Saturday, June 30, 2012

foodie pen pals

so
this is embarrassing
i usually have my camera poised
ready to snap a photo
of 
any food that meanders
in my line of vision
i have a look
that hubster knows
which indicates
don't touch
until i get a shot of it
we pause
like others do for prayer
for
photos

so
how it came to be
that
i opened my foodie pen pal package
loosing all sense of
decorum
dug in to the fudge
before taking a picture
is 
beyond
me
but it happened
i am embarrassed
mea culpa

however
i did
stop myself mid-way
resisting urges
to tear into the rest of the goodies
until i got this shot
i felt a little bad
for the darling gal who shopped for me
because
what do you get the girl
who says
oh
i like everything
it i almost as bad
as
i like nothing
but
look at the bounty

all things i love
(jam, tea, confections, crunchies)
a big huggy thank you to
azia
from
for the thoughtful prize!

thinking you might want to be a foodie pen pal?
you should
it is fun
check it out here
(you do not have to be a blogger to participate)

Friday, June 29, 2012

boozy kumquat marmalade

it is 
a thousand degrees
in my kitchen
so warm
i keep the lights off
somehow believing
darkness=cool
not. really. working

yesterday
hubster and i
did a drive by pick off
you see
the day before
we were at my brother's new home
and i noticed
a line of
kumquat trees
my brother
didn't know what they were
so i figured
he wouldn't mind
if i took 
a handful or 10

yesterday
while he was at work
we helped ourselves

today
i didn't feel much like
hovering over the hob
stirring 
&
canning

which led to
a small batch

3 jars of jam
one for us
one for him
and
one for pouring over vanilla ice cream
no canning required

with a sweet as honey peel
and
puckering sour flesh
kumquats make a perfect marmalade
add a splash of booze
and 
it becomes an adult only
morning treat
boozy kumquat marmalade
3 cups finely slice kumquats (pits removed)

→ **Given problem**
From the food blog posts above, translate the sentence "you do not have to be a blogger to participate" into Spanish.

→ **Material**
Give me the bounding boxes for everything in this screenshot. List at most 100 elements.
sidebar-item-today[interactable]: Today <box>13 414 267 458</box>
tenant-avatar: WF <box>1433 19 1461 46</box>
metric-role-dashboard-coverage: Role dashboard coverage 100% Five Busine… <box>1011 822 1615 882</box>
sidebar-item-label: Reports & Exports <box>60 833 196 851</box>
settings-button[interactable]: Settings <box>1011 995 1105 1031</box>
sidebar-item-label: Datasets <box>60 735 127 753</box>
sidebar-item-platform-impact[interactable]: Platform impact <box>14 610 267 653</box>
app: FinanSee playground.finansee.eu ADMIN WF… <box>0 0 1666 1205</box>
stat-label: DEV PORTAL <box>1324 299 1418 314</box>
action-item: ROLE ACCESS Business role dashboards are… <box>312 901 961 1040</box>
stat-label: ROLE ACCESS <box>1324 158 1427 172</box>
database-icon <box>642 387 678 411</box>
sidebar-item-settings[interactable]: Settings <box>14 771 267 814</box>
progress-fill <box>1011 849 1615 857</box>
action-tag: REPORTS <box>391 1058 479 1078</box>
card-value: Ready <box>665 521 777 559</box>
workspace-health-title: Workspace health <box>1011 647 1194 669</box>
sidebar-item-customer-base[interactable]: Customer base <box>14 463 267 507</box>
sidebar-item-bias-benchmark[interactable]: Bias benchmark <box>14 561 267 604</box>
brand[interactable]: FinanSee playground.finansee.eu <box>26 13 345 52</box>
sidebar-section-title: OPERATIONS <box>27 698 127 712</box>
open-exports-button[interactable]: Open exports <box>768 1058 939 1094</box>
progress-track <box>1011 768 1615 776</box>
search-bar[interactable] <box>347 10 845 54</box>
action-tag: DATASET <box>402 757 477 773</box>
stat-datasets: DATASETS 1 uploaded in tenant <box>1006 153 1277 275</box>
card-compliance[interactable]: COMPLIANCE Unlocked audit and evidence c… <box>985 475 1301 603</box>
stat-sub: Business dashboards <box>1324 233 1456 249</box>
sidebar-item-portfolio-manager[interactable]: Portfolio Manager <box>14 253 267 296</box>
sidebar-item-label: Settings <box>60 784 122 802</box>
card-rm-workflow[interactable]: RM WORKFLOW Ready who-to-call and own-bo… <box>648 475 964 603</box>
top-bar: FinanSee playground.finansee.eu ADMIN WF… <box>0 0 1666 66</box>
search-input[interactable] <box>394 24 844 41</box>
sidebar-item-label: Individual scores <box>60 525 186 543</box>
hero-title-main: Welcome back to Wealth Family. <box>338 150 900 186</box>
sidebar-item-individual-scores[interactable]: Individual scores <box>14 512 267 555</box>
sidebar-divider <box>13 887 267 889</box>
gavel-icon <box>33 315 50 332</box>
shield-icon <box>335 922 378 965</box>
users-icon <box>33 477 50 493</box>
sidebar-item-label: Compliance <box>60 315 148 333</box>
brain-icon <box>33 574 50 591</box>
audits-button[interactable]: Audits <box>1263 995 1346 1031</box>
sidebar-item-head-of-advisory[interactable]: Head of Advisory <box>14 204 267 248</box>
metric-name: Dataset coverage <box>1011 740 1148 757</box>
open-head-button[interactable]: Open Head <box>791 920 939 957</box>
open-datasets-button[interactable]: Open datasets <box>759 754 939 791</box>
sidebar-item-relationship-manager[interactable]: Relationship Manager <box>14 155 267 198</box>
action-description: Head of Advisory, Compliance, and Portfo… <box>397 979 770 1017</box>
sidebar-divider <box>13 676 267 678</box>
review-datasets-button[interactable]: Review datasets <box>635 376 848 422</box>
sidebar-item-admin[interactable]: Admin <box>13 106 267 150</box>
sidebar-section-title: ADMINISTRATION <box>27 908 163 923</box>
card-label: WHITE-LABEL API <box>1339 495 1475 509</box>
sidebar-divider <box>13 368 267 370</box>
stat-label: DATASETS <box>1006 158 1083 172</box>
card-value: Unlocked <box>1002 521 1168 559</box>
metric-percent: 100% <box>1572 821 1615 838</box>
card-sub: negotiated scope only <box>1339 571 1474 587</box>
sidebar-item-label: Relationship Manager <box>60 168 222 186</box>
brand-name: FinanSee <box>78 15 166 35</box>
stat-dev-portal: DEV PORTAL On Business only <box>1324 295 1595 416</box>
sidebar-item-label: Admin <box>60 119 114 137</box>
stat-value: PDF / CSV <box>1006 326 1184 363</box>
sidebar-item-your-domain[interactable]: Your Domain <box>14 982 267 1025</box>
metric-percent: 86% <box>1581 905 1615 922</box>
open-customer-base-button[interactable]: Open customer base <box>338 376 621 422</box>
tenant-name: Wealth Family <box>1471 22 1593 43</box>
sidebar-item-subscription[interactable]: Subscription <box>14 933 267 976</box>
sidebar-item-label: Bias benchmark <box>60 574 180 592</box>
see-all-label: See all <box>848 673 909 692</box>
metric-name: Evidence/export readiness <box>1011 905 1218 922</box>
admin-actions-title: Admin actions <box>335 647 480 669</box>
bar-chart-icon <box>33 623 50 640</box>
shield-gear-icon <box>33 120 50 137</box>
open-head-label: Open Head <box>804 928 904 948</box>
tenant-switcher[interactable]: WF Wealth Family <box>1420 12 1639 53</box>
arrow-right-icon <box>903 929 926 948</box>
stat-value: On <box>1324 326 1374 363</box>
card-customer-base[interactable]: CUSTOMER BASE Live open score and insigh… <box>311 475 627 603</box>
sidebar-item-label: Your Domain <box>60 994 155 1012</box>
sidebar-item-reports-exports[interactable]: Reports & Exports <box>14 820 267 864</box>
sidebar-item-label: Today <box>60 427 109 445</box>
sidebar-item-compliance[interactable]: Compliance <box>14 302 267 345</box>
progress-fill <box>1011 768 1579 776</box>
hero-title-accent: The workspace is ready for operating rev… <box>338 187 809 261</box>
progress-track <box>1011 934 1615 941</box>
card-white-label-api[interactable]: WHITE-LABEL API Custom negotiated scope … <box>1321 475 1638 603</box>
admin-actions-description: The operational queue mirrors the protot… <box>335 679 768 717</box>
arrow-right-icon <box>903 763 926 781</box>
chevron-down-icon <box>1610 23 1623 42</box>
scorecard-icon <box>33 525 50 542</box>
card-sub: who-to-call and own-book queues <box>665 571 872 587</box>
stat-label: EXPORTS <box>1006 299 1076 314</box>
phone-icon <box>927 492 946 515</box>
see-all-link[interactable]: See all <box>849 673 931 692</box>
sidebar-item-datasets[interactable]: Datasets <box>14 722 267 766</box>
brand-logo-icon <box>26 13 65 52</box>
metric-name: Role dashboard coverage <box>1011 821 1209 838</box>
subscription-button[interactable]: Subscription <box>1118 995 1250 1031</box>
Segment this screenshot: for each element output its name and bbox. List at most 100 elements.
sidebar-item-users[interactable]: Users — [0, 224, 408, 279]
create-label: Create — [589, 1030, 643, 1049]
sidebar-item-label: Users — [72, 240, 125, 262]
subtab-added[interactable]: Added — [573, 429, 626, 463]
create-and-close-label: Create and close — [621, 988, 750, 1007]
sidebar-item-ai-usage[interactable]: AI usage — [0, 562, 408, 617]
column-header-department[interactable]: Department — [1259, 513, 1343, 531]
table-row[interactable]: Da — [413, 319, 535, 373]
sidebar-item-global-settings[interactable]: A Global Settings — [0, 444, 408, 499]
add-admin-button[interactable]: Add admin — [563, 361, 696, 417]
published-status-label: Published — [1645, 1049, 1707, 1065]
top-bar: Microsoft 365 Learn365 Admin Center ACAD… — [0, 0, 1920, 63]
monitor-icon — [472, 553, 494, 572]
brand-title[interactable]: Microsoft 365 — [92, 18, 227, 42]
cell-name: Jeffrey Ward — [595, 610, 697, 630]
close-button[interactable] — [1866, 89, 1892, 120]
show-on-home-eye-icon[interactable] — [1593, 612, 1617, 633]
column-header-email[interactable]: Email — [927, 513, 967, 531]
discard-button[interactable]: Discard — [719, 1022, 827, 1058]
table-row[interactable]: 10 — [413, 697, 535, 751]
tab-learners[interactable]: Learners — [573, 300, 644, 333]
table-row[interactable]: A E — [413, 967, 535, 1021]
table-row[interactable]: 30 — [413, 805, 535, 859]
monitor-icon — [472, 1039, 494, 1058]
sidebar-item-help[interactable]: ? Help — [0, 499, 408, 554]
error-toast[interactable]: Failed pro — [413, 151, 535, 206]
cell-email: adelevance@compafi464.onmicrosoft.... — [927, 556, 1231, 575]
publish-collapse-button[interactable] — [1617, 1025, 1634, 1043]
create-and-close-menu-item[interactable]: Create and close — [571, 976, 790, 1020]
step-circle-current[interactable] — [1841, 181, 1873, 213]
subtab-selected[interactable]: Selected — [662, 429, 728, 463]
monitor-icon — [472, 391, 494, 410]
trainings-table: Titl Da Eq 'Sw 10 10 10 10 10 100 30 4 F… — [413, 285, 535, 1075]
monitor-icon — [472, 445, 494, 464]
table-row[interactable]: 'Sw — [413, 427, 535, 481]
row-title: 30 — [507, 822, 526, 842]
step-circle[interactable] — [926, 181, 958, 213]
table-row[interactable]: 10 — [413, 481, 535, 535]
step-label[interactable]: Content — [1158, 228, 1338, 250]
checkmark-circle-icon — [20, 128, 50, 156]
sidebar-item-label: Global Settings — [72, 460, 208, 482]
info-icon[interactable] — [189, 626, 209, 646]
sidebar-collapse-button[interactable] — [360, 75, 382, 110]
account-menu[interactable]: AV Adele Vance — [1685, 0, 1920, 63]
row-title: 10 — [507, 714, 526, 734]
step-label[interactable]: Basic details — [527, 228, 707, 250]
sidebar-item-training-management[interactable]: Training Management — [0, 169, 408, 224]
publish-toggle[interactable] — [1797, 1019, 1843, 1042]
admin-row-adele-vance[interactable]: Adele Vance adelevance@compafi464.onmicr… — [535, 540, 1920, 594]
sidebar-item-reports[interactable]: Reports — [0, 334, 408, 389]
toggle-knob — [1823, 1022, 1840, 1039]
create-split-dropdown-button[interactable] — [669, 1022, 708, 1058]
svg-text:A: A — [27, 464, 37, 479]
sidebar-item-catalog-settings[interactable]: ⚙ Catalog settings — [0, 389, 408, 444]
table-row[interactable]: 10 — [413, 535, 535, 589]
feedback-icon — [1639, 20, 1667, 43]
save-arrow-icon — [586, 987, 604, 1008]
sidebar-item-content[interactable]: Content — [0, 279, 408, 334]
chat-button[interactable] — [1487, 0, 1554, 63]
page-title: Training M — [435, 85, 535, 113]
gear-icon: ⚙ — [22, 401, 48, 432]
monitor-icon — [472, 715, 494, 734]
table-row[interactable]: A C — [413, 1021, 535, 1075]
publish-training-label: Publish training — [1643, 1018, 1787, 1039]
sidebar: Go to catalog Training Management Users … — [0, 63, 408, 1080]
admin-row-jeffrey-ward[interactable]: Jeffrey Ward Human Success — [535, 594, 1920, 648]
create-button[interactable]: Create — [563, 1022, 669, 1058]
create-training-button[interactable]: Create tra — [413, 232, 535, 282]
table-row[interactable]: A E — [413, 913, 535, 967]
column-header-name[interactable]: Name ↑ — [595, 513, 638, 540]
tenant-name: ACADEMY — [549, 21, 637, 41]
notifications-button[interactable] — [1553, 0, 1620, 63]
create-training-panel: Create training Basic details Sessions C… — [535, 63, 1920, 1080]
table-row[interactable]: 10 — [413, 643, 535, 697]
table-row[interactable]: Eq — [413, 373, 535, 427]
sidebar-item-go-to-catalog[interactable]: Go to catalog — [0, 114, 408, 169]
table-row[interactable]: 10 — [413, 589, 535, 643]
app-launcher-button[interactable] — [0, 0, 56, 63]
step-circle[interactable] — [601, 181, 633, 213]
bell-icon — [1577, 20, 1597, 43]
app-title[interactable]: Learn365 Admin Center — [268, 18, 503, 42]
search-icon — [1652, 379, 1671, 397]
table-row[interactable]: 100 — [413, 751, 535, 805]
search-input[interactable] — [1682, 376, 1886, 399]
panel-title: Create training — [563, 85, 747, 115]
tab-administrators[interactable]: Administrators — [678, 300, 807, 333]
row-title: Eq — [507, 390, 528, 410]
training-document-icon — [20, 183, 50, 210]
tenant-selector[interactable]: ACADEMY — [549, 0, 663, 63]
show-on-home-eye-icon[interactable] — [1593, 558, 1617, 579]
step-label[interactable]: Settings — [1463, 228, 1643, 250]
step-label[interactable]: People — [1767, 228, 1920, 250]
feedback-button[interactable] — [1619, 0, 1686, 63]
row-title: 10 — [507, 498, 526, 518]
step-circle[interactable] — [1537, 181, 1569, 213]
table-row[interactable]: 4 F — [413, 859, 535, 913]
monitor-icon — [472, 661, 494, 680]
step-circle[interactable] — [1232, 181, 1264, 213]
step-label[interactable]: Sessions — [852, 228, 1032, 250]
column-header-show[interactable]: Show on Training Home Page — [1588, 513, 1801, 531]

→ **Reply to the exercise**
No es necesario tener un blog para participar.